PROBLEM TO SOLVE:
Please edit the listing by changing every "volume-bar" to "volume-column" and leaving everything else as it is. Leave the pictures out when you give the listing back.

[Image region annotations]
-*-*-

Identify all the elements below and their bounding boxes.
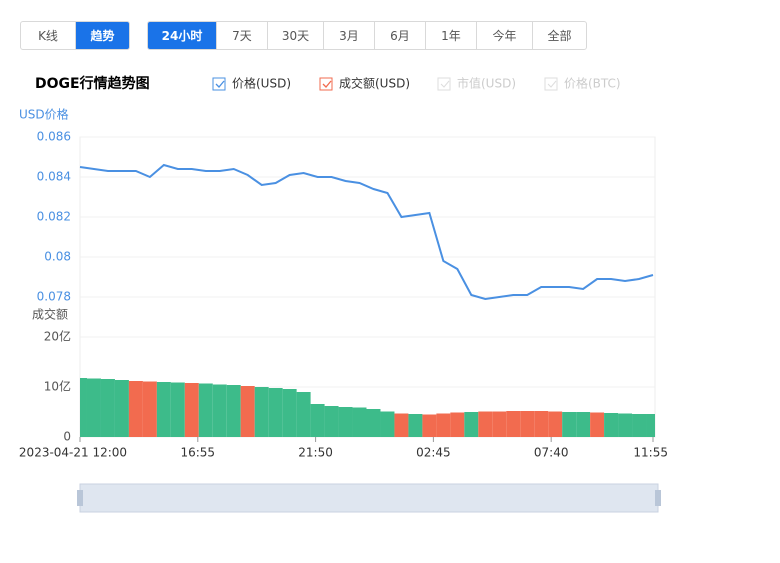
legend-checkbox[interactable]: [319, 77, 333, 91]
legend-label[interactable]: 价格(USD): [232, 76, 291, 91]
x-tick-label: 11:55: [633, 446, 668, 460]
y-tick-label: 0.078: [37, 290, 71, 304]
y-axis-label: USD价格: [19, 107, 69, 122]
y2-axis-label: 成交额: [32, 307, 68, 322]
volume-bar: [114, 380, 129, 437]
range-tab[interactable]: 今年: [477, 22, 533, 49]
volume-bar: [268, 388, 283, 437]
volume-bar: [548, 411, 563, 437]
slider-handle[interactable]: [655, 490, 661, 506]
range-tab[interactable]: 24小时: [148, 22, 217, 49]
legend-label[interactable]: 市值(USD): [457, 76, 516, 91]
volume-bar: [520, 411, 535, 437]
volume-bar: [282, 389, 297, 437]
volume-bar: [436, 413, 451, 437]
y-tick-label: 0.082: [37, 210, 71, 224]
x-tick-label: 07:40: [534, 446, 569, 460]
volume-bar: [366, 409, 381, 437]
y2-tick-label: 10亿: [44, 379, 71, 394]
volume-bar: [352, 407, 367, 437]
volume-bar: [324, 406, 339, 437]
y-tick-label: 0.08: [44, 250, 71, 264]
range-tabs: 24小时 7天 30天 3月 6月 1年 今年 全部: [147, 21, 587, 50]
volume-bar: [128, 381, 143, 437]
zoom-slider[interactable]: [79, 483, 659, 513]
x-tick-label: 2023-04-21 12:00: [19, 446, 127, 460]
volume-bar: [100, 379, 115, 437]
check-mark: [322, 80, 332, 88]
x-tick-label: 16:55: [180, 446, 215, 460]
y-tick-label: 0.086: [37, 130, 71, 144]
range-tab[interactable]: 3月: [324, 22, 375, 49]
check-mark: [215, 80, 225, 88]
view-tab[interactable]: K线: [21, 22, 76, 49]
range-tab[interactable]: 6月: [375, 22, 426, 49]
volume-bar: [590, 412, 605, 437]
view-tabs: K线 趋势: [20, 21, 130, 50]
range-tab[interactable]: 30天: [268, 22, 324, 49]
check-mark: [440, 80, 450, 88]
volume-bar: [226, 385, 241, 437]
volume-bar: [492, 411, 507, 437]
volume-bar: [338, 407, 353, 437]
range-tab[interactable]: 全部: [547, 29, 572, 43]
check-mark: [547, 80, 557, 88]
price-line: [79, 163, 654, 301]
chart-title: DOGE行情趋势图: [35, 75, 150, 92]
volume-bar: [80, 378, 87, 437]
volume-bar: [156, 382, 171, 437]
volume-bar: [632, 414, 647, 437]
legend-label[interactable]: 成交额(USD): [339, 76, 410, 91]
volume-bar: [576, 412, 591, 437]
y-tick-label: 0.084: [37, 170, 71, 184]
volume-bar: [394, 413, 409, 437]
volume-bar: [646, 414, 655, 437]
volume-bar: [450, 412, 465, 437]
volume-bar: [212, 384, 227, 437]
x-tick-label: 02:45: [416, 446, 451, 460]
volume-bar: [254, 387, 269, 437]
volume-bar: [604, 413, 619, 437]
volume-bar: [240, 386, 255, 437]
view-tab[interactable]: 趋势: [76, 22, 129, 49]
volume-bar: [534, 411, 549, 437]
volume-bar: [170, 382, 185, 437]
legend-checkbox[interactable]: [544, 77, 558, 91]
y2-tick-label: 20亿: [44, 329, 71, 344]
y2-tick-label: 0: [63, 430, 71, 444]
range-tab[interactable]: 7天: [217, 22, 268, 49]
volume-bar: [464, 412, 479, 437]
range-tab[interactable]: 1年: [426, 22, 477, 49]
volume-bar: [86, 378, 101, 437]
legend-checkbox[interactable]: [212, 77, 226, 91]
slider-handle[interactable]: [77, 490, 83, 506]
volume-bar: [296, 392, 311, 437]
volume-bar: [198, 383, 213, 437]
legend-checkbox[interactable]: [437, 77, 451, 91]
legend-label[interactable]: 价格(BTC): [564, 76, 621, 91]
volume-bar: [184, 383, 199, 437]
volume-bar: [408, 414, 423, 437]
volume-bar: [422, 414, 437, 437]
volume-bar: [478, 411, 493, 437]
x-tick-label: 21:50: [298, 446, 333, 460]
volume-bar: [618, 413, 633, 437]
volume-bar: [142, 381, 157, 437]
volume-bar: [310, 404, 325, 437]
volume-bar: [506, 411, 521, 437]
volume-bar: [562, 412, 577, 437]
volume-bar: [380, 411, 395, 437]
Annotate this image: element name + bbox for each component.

-*-*-

TASK RESPONSE:
Identify all the elements below and their bounding boxes.
legend-checkbox[interactable]: [319, 77, 333, 91]
legend-label[interactable]: 价格(USD): [232, 76, 291, 91]
x-tick-label: 11:55: [633, 446, 668, 460]
y-tick-label: 0.078: [37, 290, 71, 304]
y-axis-label: USD价格: [19, 107, 69, 122]
y2-axis-label: 成交额: [32, 307, 68, 322]
volume-column: [114, 380, 129, 437]
range-tab[interactable]: 今年: [477, 22, 533, 49]
volume-column: [268, 388, 283, 437]
volume-column: [548, 411, 563, 437]
slider-handle[interactable]: [655, 490, 661, 506]
range-tab[interactable]: 24小时: [148, 22, 217, 49]
legend-label[interactable]: 市值(USD): [457, 76, 516, 91]
volume-column: [520, 411, 535, 437]
volume-column: [282, 389, 297, 437]
volume-column: [436, 413, 451, 437]
y-tick-label: 0.082: [37, 210, 71, 224]
x-tick-label: 07:40: [534, 446, 569, 460]
volume-column: [366, 409, 381, 437]
y2-tick-label: 10亿: [44, 379, 71, 394]
volume-column: [352, 407, 367, 437]
volume-column: [324, 406, 339, 437]
y-tick-label: 0.08: [44, 250, 71, 264]
range-tabs: 24小时 7天 30天 3月 6月 1年 今年 全部: [147, 21, 587, 50]
volume-column: [128, 381, 143, 437]
zoom-slider[interactable]: [79, 483, 659, 513]
x-tick-label: 2023-04-21 12:00: [19, 446, 127, 460]
volume-column: [100, 379, 115, 437]
check-mark: [322, 80, 332, 88]
x-tick-label: 16:55: [180, 446, 215, 460]
y-tick-label: 0.086: [37, 130, 71, 144]
range-tab[interactable]: 3月: [324, 22, 375, 49]
check-mark: [215, 80, 225, 88]
view-tab[interactable]: K线: [21, 22, 76, 49]
range-tab[interactable]: 6月: [375, 22, 426, 49]
volume-column: [590, 412, 605, 437]
view-tabs: K线 趋势: [20, 21, 130, 50]
range-tab[interactable]: 30天: [268, 22, 324, 49]
check-mark: [440, 80, 450, 88]
volume-column: [226, 385, 241, 437]
volume-column: [492, 411, 507, 437]
volume-column: [338, 407, 353, 437]
range-tab[interactable]: 全部: [547, 29, 572, 43]
check-mark: [547, 80, 557, 88]
price-line: [79, 163, 654, 301]
chart-title: DOGE行情趋势图: [35, 75, 150, 92]
volume-column: [80, 378, 87, 437]
volume-column: [156, 382, 171, 437]
volume-column: [632, 414, 647, 437]
legend-label[interactable]: 成交额(USD): [339, 76, 410, 91]
volume-column: [576, 412, 591, 437]
y-tick-label: 0.084: [37, 170, 71, 184]
volume-column: [394, 413, 409, 437]
volume-column: [646, 414, 655, 437]
volume-column: [450, 412, 465, 437]
volume-column: [212, 384, 227, 437]
x-tick-label: 02:45: [416, 446, 451, 460]
volume-column: [254, 387, 269, 437]
volume-column: [604, 413, 619, 437]
volume-column: [240, 386, 255, 437]
view-tab[interactable]: 趋势: [76, 22, 129, 49]
volume-column: [534, 411, 549, 437]
volume-column: [170, 382, 185, 437]
legend-checkbox[interactable]: [544, 77, 558, 91]
y2-tick-label: 20亿: [44, 329, 71, 344]
y2-tick-label: 0: [63, 430, 71, 444]
range-tab[interactable]: 7天: [217, 22, 268, 49]
volume-column: [464, 412, 479, 437]
range-tab[interactable]: 1年: [426, 22, 477, 49]
volume-column: [86, 378, 101, 437]
legend-checkbox[interactable]: [212, 77, 226, 91]
slider-handle[interactable]: [77, 490, 83, 506]
volume-column: [296, 392, 311, 437]
volume-column: [198, 383, 213, 437]
legend-checkbox[interactable]: [437, 77, 451, 91]
legend-label[interactable]: 价格(BTC): [564, 76, 621, 91]
volume-column: [184, 383, 199, 437]
volume-column: [408, 414, 423, 437]
volume-column: [422, 414, 437, 437]
volume-column: [478, 411, 493, 437]
x-tick-label: 21:50: [298, 446, 333, 460]
volume-column: [618, 413, 633, 437]
volume-column: [142, 381, 157, 437]
volume-column: [310, 404, 325, 437]
volume-column: [506, 411, 521, 437]
volume-column: [562, 412, 577, 437]
volume-column: [380, 411, 395, 437]
Annotate this image: element name + bbox for each component.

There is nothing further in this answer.